(Items from a figure collection)
# # # # # # #
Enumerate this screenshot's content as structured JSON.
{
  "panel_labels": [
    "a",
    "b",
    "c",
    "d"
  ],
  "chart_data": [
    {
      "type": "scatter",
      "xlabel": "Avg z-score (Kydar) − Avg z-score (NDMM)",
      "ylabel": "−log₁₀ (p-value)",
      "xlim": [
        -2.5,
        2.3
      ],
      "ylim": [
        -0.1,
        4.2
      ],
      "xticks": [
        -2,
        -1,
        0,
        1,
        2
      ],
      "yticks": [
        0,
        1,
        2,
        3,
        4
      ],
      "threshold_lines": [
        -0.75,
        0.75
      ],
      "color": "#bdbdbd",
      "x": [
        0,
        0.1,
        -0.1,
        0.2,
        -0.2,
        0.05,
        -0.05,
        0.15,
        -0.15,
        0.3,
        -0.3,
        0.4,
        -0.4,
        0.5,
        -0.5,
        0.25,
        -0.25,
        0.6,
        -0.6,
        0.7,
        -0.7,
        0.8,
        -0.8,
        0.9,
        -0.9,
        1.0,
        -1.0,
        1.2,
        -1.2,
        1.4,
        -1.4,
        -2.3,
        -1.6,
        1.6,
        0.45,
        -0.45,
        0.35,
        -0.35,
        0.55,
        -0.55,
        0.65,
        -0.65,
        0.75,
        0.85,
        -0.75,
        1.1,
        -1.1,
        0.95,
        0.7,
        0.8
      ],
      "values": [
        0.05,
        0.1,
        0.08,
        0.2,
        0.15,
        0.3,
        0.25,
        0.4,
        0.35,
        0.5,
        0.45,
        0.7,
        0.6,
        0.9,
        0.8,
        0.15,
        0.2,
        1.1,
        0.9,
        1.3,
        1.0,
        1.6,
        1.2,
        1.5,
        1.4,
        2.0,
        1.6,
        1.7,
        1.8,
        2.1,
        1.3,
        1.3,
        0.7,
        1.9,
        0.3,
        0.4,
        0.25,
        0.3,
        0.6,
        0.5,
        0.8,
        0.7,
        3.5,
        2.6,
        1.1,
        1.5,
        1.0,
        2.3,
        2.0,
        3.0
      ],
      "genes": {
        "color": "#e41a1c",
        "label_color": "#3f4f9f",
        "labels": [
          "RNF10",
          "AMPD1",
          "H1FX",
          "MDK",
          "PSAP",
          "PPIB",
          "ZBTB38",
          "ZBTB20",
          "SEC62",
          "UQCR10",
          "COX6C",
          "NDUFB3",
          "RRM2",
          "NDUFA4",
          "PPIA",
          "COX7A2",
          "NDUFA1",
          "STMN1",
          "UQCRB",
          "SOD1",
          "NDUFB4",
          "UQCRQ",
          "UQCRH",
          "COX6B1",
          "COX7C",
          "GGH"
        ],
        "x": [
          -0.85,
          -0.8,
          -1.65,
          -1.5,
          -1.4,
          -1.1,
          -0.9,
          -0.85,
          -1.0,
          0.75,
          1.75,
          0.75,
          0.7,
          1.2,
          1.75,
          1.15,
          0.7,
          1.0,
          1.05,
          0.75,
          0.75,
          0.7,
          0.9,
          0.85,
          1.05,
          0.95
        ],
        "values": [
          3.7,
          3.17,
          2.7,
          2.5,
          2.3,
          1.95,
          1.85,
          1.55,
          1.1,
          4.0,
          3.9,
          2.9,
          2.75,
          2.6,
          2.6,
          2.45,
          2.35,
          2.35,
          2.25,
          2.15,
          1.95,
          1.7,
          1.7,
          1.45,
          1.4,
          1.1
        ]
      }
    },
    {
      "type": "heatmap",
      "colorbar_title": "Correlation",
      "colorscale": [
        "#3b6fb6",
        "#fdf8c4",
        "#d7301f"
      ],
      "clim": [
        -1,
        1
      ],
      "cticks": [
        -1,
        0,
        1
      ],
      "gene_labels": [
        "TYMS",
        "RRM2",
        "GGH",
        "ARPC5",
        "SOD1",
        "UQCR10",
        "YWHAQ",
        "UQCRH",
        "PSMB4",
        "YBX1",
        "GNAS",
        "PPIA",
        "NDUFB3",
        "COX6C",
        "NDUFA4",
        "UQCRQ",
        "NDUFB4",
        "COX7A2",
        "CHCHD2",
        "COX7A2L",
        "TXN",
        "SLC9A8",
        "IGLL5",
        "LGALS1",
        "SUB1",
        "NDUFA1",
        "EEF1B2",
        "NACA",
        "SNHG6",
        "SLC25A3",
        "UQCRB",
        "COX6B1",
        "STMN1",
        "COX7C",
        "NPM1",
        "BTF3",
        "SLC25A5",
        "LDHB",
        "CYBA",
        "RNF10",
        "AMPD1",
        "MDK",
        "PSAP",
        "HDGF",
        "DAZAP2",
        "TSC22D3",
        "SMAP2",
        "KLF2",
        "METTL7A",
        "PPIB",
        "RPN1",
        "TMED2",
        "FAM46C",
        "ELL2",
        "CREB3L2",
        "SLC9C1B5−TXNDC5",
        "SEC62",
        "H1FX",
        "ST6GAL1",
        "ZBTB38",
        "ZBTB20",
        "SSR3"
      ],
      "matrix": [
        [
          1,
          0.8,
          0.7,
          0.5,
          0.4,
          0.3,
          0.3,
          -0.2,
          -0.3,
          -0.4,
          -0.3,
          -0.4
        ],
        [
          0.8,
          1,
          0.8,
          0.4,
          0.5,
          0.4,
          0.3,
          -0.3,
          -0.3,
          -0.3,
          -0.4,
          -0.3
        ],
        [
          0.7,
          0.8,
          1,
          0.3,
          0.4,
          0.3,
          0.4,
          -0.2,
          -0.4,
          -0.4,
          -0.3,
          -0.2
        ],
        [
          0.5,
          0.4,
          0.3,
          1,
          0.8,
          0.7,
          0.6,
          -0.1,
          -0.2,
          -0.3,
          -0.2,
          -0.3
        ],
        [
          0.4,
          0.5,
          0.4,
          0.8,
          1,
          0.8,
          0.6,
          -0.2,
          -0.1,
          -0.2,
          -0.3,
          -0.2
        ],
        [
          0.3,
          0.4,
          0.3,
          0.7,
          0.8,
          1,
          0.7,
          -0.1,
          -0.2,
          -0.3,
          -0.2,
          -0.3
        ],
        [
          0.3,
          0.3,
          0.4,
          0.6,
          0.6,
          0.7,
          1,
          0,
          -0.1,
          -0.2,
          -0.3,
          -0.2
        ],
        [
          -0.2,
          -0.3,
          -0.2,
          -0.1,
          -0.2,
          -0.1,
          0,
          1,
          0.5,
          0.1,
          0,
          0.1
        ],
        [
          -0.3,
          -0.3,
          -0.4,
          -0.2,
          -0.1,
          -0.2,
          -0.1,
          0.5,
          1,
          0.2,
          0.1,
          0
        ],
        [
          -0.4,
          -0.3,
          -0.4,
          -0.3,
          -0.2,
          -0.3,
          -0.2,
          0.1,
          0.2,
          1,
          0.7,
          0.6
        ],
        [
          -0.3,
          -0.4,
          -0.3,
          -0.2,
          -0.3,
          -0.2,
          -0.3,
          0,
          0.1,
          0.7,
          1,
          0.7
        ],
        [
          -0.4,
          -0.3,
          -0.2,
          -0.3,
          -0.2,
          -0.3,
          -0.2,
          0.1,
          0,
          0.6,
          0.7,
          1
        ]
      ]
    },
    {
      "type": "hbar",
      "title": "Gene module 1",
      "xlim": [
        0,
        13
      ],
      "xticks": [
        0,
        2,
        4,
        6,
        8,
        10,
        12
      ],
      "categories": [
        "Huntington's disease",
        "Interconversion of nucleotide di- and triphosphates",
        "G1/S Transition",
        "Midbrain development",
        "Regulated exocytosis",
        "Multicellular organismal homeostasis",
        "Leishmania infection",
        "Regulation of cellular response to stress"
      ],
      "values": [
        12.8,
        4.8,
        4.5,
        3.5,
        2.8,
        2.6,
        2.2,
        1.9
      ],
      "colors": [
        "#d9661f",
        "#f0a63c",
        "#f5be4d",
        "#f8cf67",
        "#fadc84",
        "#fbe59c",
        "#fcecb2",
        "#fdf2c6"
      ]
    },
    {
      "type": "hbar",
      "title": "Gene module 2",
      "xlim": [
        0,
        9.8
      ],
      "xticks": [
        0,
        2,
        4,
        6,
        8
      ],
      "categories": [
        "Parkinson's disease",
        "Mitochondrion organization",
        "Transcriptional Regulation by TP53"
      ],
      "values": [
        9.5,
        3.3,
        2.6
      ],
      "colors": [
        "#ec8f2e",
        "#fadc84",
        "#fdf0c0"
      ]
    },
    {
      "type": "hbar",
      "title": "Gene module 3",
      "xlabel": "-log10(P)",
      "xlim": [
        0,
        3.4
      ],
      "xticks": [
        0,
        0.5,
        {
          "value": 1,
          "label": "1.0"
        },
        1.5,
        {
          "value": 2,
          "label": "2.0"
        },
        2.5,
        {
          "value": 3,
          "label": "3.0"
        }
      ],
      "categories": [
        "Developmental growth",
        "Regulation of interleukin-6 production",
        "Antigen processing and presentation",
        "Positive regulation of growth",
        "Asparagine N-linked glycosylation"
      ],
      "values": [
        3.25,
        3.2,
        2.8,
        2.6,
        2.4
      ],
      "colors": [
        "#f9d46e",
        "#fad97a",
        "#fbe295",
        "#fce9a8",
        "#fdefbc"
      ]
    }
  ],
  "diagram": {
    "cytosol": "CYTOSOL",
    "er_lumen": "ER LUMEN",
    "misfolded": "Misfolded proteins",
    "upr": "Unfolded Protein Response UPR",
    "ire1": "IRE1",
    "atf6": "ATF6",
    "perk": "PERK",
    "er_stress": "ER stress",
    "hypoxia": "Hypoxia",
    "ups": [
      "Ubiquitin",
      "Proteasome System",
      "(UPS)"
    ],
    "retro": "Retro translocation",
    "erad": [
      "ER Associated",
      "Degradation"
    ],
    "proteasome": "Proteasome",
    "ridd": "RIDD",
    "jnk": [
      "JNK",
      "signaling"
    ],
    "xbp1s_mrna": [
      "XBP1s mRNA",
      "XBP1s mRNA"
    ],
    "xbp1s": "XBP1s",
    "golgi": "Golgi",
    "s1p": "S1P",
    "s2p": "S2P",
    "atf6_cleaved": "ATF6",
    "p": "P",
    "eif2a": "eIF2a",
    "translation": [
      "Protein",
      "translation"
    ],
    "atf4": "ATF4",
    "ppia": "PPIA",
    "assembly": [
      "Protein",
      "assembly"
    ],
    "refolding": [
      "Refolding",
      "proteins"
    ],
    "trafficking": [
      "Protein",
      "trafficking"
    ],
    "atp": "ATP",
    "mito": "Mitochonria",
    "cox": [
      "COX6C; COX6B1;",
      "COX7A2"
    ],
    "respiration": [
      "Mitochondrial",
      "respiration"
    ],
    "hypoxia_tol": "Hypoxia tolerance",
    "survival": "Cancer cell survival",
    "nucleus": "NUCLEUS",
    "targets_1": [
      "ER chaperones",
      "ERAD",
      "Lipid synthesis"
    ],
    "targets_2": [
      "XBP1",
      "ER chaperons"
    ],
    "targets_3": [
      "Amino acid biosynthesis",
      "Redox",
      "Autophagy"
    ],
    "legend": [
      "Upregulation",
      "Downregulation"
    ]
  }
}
# # # # # # #
Work to be completed: The word "module" may occur in lines of the data above; say how many lines hold it, giving only the number.

Completed exercise: 3